__Material to process__:
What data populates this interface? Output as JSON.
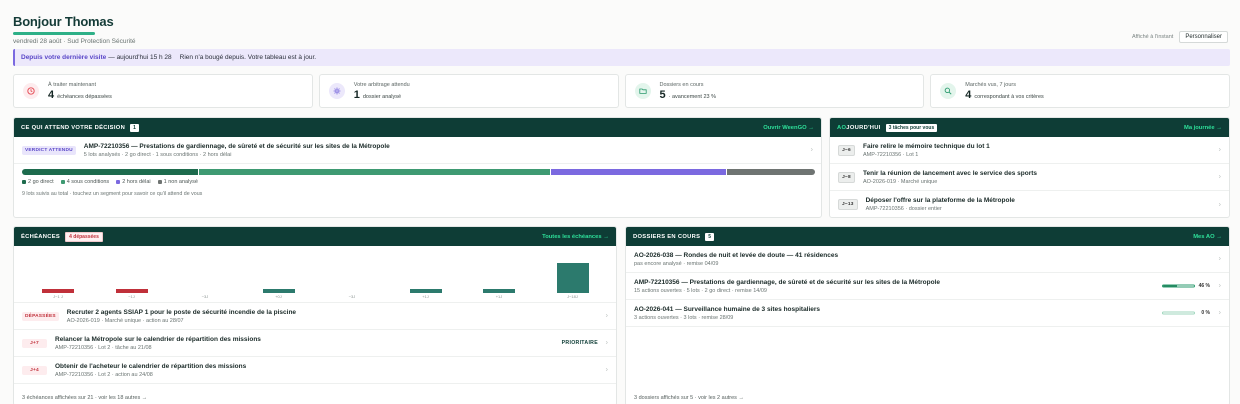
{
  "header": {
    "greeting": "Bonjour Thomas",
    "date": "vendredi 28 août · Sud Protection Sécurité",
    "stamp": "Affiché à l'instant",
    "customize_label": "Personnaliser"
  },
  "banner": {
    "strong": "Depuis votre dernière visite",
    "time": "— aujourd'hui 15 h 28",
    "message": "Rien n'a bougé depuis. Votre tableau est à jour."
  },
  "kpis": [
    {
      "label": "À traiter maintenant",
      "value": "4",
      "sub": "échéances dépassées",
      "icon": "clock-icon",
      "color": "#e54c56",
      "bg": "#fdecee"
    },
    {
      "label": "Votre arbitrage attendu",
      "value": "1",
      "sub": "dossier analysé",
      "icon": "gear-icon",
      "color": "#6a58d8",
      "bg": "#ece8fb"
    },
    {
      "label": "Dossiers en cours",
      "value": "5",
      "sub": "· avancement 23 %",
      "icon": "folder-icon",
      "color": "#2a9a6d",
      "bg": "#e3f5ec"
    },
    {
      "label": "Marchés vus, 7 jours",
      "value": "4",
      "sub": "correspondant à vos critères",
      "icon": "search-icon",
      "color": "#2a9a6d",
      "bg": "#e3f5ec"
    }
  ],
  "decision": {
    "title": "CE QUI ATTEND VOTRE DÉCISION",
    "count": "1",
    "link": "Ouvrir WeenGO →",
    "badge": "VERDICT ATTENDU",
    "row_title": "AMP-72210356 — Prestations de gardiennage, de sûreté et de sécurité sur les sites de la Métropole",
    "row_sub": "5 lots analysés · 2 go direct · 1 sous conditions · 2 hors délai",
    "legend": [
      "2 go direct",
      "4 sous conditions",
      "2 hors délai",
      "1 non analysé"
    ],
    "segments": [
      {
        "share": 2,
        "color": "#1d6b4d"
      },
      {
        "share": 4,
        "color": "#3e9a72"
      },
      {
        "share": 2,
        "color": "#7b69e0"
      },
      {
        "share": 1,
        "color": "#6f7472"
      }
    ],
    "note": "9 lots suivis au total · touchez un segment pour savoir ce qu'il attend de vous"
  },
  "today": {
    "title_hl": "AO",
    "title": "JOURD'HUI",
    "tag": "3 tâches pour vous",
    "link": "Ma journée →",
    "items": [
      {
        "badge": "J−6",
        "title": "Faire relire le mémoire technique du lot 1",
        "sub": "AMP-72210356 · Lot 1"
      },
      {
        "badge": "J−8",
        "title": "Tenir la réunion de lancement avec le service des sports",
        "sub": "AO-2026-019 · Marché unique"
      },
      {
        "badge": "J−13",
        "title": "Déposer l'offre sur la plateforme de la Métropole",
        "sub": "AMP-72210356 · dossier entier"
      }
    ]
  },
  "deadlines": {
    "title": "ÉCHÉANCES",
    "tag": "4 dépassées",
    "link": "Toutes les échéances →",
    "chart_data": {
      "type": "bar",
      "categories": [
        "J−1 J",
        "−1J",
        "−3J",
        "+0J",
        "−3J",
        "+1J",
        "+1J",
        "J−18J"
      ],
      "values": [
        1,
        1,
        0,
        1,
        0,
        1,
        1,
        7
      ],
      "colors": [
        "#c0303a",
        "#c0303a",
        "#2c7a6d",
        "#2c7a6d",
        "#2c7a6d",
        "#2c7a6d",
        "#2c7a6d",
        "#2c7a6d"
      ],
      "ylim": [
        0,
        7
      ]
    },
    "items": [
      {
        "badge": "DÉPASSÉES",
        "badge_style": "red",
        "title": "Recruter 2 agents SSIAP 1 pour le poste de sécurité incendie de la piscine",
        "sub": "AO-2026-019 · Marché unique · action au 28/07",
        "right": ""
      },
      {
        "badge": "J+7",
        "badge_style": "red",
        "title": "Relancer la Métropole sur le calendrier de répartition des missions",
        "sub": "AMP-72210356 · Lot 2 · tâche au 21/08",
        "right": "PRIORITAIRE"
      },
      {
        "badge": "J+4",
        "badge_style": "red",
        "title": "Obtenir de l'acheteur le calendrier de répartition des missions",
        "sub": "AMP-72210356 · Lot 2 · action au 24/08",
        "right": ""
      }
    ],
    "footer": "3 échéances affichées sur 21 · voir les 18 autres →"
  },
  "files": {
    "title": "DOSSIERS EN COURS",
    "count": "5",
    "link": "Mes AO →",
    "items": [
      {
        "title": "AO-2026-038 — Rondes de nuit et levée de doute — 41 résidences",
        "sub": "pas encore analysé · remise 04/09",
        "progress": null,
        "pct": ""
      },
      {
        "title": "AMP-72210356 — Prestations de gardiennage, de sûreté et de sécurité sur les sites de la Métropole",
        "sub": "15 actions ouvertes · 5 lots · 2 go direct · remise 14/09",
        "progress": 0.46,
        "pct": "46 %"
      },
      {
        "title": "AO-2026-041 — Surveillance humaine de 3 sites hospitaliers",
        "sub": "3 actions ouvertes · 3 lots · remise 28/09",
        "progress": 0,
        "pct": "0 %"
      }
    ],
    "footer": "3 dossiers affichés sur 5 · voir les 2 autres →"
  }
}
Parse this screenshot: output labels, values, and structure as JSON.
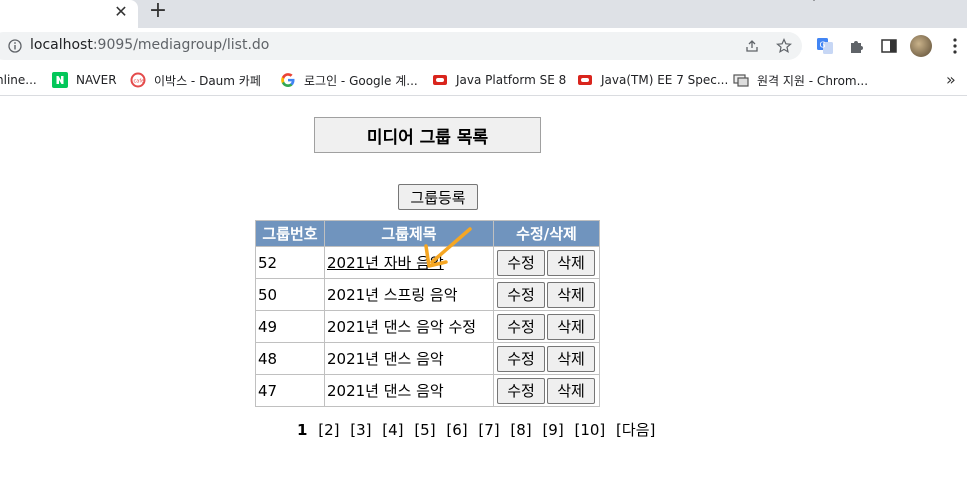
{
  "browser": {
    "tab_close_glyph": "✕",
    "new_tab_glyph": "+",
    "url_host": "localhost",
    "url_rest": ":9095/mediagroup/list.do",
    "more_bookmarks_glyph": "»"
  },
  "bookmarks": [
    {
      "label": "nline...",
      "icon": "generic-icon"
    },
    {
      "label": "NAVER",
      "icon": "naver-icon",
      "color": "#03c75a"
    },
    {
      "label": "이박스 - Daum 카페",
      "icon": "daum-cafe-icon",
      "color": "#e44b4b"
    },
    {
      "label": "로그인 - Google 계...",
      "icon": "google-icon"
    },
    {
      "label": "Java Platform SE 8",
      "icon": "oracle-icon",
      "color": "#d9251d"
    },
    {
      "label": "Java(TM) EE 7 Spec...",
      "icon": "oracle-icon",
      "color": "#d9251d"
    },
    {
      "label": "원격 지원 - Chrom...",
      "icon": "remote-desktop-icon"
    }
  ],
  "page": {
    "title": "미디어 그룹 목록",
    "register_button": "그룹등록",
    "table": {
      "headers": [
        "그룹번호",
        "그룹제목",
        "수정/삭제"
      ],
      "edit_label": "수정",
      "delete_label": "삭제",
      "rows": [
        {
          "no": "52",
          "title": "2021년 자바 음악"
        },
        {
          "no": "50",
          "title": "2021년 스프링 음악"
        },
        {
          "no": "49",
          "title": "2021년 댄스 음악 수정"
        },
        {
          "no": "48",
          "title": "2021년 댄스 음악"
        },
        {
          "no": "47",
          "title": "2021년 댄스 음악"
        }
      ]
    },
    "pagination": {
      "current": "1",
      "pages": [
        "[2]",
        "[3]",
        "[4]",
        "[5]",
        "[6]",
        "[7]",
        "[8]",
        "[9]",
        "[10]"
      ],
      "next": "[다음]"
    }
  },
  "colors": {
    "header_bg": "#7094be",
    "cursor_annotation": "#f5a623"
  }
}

__Exercise instructions__: Without including any picture, retype the entries exactly.

__Exercise result__:
What data populates this interface? Output as JSON.
{
  "header": {
    "greeting": "Bonjour Thomas",
    "date": "vendredi 28 août · Sud Protection Sécurité",
    "stamp": "Affiché à l'instant",
    "customize_label": "Personnaliser"
  },
  "banner": {
    "strong": "Depuis votre dernière visite",
    "time": "— aujourd'hui 15 h 28",
    "message": "Rien n'a bougé depuis. Votre tableau est à jour."
  },
  "kpis": [
    {
      "label": "À traiter maintenant",
      "value": "4",
      "sub": "échéances dépassées",
      "icon": "clock-icon",
      "color": "#e54c56",
      "bg": "#fdecee"
    },
    {
      "label": "Votre arbitrage attendu",
      "value": "1",
      "sub": "dossier analysé",
      "icon": "gear-icon",
      "color": "#6a58d8",
      "bg": "#ece8fb"
    },
    {
      "label": "Dossiers en cours",
      "value": "5",
      "sub": "· avancement 23 %",
      "icon": "folder-icon",
      "color": "#2a9a6d",
      "bg": "#e3f5ec"
    },
    {
      "label": "Marchés vus, 7 jours",
      "value": "4",
      "sub": "correspondant à vos critères",
      "icon": "search-icon",
      "color": "#2a9a6d",
      "bg": "#e3f5ec"
    }
  ],
  "decision": {
    "title": "CE QUI ATTEND VOTRE DÉCISION",
    "count": "1",
    "link": "Ouvrir WeenGO →",
    "badge": "VERDICT ATTENDU",
    "row_title": "AMP-72210356 — Prestations de gardiennage, de sûreté et de sécurité sur les sites de la Métropole",
    "row_sub": "5 lots analysés · 2 go direct · 1 sous conditions · 2 hors délai",
    "legend": [
      "2 go direct",
      "4 sous conditions",
      "2 hors délai",
      "1 non analysé"
    ],
    "segments": [
      {
        "share": 2,
        "color": "#1d6b4d"
      },
      {
        "share": 4,
        "color": "#3e9a72"
      },
      {
        "share": 2,
        "color": "#7b69e0"
      },
      {
        "share": 1,
        "color": "#6f7472"
      }
    ],
    "note": "9 lots suivis au total · touchez un segment pour savoir ce qu'il attend de vous"
  },
  "today": {
    "title_hl": "AO",
    "title": "JOURD'HUI",
    "tag": "3 tâches pour vous",
    "link": "Ma journée →",
    "items": [
      {
        "badge": "J−6",
        "title": "Faire relire le mémoire technique du lot 1",
        "sub": "AMP-72210356 · Lot 1"
      },
      {
        "badge": "J−8",
        "title": "Tenir la réunion de lancement avec le service des sports",
        "sub": "AO-2026-019 · Marché unique"
      },
      {
        "badge": "J−13",
        "title": "Déposer l'offre sur la plateforme de la Métropole",
        "sub": "AMP-72210356 · dossier entier"
      }
    ]
  },
  "deadlines": {
    "title": "ÉCHÉANCES",
    "tag": "4 dépassées",
    "link": "Toutes les échéances →",
    "chart_data": {
      "type": "bar",
      "categories": [
        "J−1 J",
        "−1J",
        "−3J",
        "+0J",
        "−3J",
        "+1J",
        "+1J",
        "J−18J"
      ],
      "values": [
        1,
        1,
        0,
        1,
        0,
        1,
        1,
        7
      ],
      "colors": [
        "#c0303a",
        "#c0303a",
        "#2c7a6d",
        "#2c7a6d",
        "#2c7a6d",
        "#2c7a6d",
        "#2c7a6d",
        "#2c7a6d"
      ],
      "ylim": [
        0,
        7
      ]
    },
    "items": [
      {
        "badge": "DÉPASSÉES",
        "badge_style": "red",
        "title": "Recruter 2 agents SSIAP 1 pour le poste de sécurité incendie de la piscine",
        "sub": "AO-2026-019 · Marché unique · action au 28/07",
        "right": ""
      },
      {
        "badge": "J+7",
        "badge_style": "red",
        "title": "Relancer la Métropole sur le calendrier de répartition des missions",
        "sub": "AMP-72210356 · Lot 2 · tâche au 21/08",
        "right": "PRIORITAIRE"
      },
      {
        "badge": "J+4",
        "badge_style": "red",
        "title": "Obtenir de l'acheteur le calendrier de répartition des missions",
        "sub": "AMP-72210356 · Lot 2 · action au 24/08",
        "right": ""
      }
    ],
    "footer": "3 échéances affichées sur 21 · voir les 18 autres →"
  },
  "files": {
    "title": "DOSSIERS EN COURS",
    "count": "5",
    "link": "Mes AO →",
    "items": [
      {
        "title": "AO-2026-038 — Rondes de nuit et levée de doute — 41 résidences",
        "sub": "pas encore analysé · remise 04/09",
        "progress": null,
        "pct": ""
      },
      {
        "title": "AMP-72210356 — Prestations de gardiennage, de sûreté et de sécurité sur les sites de la Métropole",
        "sub": "15 actions ouvertes · 5 lots · 2 go direct · remise 14/09",
        "progress": 0.46,
        "pct": "46 %"
      },
      {
        "title": "AO-2026-041 — Surveillance humaine de 3 sites hospitaliers",
        "sub": "3 actions ouvertes · 3 lots · remise 28/09",
        "progress": 0,
        "pct": "0 %"
      }
    ],
    "footer": "3 dossiers affichés sur 5 · voir les 2 autres →"
  }
}
Parse this screenshot: output labels, values, and structure as JSON.
{
  "browser": {
    "tab_close_glyph": "✕",
    "new_tab_glyph": "+",
    "url_host": "localhost",
    "url_rest": ":9095/mediagroup/list.do",
    "more_bookmarks_glyph": "»"
  },
  "bookmarks": [
    {
      "label": "nline...",
      "icon": "generic-icon"
    },
    {
      "label": "NAVER",
      "icon": "naver-icon",
      "color": "#03c75a"
    },
    {
      "label": "이박스 - Daum 카페",
      "icon": "daum-cafe-icon",
      "color": "#e44b4b"
    },
    {
      "label": "로그인 - Google 계...",
      "icon": "google-icon"
    },
    {
      "label": "Java Platform SE 8",
      "icon": "oracle-icon",
      "color": "#d9251d"
    },
    {
      "label": "Java(TM) EE 7 Spec...",
      "icon": "oracle-icon",
      "color": "#d9251d"
    },
    {
      "label": "원격 지원 - Chrom...",
      "icon": "remote-desktop-icon"
    }
  ],
  "page": {
    "title": "미디어 그룹 목록",
    "register_button": "그룹등록",
    "table": {
      "headers": [
        "그룹번호",
        "그룹제목",
        "수정/삭제"
      ],
      "edit_label": "수정",
      "delete_label": "삭제",
      "rows": [
        {
          "no": "52",
          "title": "2021년 자바 음악"
        },
        {
          "no": "50",
          "title": "2021년 스프링 음악"
        },
        {
          "no": "49",
          "title": "2021년 댄스 음악 수정"
        },
        {
          "no": "48",
          "title": "2021년 댄스 음악"
        },
        {
          "no": "47",
          "title": "2021년 댄스 음악"
        }
      ]
    },
    "pagination": {
      "current": "1",
      "pages": [
        "[2]",
        "[3]",
        "[4]",
        "[5]",
        "[6]",
        "[7]",
        "[8]",
        "[9]",
        "[10]"
      ],
      "next": "[다음]"
    }
  },
  "colors": {
    "header_bg": "#7094be",
    "cursor_annotation": "#f5a623"
  }
}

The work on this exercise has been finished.